• [SET TASK] Extract all lines that hold "JSON" from the records below.

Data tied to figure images
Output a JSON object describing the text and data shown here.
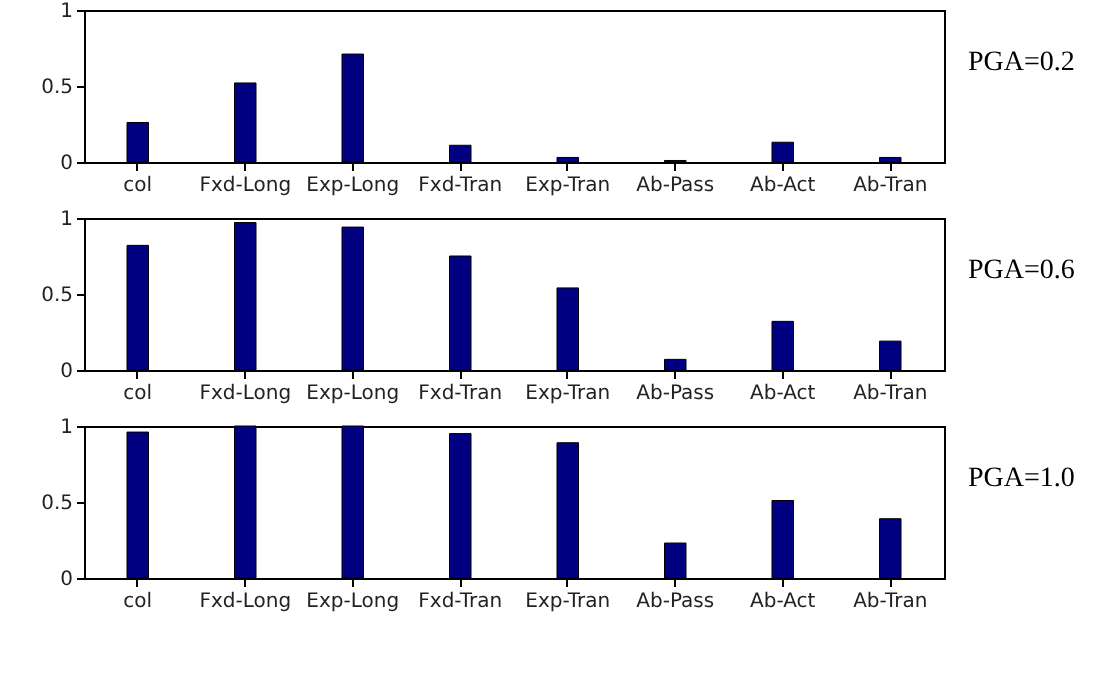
{
  "chart_data": [
    {
      "type": "bar",
      "annotations": [
        "PGA=0.2"
      ],
      "categories": [
        "col",
        "Fxd-Long",
        "Exp-Long",
        "Fxd-Tran",
        "Exp-Tran",
        "Ab-Pass",
        "Ab-Act",
        "Ab-Tran"
      ],
      "values": [
        0.26,
        0.52,
        0.71,
        0.11,
        0.03,
        0.01,
        0.13,
        0.03
      ],
      "color": "#000080",
      "ylim": [
        0,
        1
      ],
      "yticks": [
        0,
        0.5,
        1
      ],
      "grid": false
    },
    {
      "type": "bar",
      "annotations": [
        "PGA=0.6"
      ],
      "categories": [
        "col",
        "Fxd-Long",
        "Exp-Long",
        "Fxd-Tran",
        "Exp-Tran",
        "Ab-Pass",
        "Ab-Act",
        "Ab-Tran"
      ],
      "values": [
        0.82,
        0.97,
        0.94,
        0.75,
        0.54,
        0.07,
        0.32,
        0.19
      ],
      "color": "#000080",
      "ylim": [
        0,
        1
      ],
      "yticks": [
        0,
        0.5,
        1
      ],
      "grid": false
    },
    {
      "type": "bar",
      "annotations": [
        "PGA=1.0"
      ],
      "categories": [
        "col",
        "Fxd-Long",
        "Exp-Long",
        "Fxd-Tran",
        "Exp-Tran",
        "Ab-Pass",
        "Ab-Act",
        "Ab-Tran"
      ],
      "values": [
        0.96,
        1.0,
        1.0,
        0.95,
        0.89,
        0.23,
        0.51,
        0.39
      ],
      "color": "#000080",
      "ylim": [
        0,
        1
      ],
      "yticks": [
        0,
        0.5,
        1
      ],
      "grid": false
    }
  ]
}
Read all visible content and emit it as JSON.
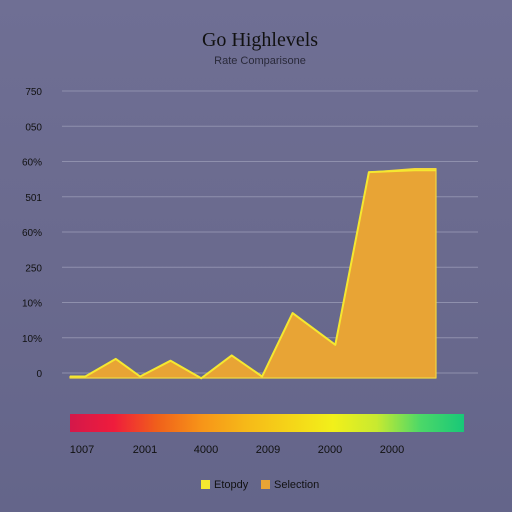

• [RESPONSE FOR THIS EXERCISE]
Output a JSON object describing the text and data shown here.
Read all visible content and emit it as JSON.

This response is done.